> _Records for this exercise_
====

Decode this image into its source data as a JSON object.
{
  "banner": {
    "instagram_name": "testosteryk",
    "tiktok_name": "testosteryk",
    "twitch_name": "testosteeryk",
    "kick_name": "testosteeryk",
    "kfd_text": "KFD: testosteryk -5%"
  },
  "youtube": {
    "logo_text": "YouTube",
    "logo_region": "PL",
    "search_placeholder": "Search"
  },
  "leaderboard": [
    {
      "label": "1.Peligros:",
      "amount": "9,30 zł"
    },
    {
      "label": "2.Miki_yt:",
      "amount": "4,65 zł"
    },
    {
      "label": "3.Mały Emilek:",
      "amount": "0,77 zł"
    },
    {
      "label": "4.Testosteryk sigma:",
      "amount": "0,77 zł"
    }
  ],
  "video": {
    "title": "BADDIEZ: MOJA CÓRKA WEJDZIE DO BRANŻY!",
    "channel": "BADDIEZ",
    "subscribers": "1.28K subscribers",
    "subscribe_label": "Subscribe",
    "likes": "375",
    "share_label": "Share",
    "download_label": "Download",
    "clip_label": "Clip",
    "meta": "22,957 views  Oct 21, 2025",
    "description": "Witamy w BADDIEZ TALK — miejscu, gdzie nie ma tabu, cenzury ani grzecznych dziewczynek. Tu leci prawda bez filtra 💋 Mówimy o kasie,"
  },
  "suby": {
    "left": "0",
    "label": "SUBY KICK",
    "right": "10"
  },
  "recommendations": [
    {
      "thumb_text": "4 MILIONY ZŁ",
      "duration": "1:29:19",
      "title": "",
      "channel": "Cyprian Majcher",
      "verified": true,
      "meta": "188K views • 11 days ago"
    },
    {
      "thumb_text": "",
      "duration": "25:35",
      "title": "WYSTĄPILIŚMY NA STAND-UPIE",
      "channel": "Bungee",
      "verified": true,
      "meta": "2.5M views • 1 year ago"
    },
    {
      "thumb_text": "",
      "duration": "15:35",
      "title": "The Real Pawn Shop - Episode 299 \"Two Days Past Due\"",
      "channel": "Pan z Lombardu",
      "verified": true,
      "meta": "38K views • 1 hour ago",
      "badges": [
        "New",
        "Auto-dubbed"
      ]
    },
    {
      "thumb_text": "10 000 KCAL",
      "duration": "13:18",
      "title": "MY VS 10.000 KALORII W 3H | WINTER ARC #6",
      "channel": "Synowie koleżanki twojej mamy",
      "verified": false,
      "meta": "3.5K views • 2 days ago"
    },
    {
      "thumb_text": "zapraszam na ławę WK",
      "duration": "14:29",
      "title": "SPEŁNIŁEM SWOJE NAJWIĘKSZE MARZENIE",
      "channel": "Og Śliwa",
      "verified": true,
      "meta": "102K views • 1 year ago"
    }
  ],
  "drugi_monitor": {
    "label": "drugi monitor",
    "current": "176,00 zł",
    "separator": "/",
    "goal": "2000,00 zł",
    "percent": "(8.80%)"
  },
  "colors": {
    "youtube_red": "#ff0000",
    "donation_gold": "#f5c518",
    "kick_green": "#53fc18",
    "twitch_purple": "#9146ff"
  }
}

====

> _Stated problem_
Say how many lines in the records contain the string "year", and say nothing else.

> _Answer to the problem_
2